THE TASK: Your answer should be only a number: how many lines include the word "label".

INFORMATION SHOWN:
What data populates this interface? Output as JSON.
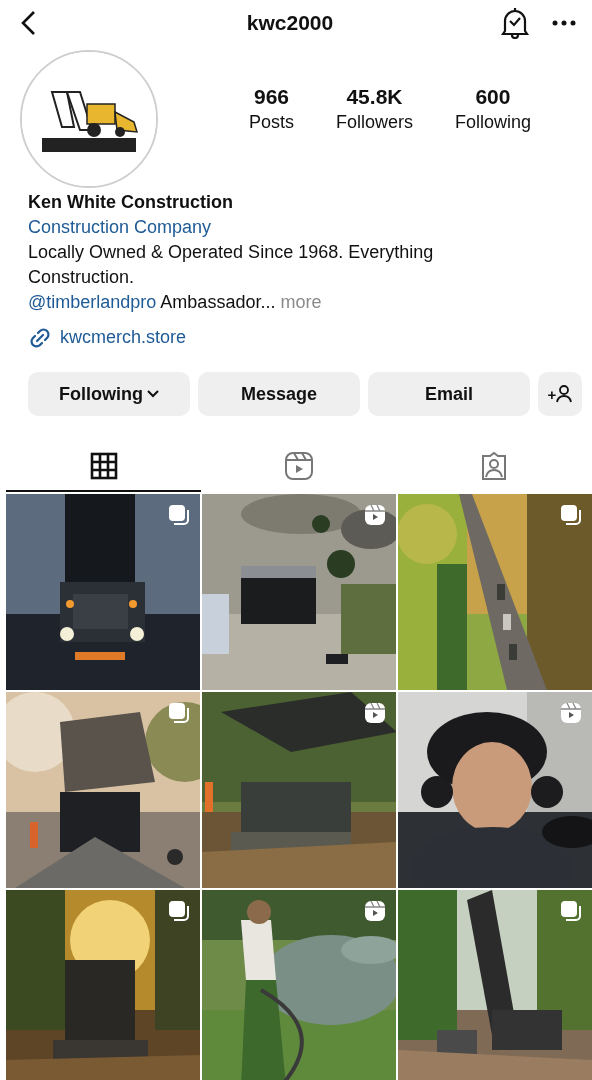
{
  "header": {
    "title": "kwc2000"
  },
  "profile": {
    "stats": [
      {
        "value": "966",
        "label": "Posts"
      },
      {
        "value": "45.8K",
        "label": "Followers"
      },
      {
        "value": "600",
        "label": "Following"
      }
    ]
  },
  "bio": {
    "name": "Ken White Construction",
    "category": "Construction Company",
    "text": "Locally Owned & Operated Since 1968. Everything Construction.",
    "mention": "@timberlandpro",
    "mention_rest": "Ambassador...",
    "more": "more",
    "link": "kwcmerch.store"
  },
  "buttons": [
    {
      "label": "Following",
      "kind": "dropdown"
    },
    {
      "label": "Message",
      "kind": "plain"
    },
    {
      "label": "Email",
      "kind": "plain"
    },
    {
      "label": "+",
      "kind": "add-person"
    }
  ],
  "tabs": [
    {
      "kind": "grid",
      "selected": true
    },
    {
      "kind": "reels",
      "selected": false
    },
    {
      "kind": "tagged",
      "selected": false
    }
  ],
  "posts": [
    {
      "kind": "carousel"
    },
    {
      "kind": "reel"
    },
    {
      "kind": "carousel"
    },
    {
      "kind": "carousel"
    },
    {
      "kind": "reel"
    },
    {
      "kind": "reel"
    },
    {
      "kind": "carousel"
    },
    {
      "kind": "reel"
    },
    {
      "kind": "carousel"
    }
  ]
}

FINAL RESULT: 7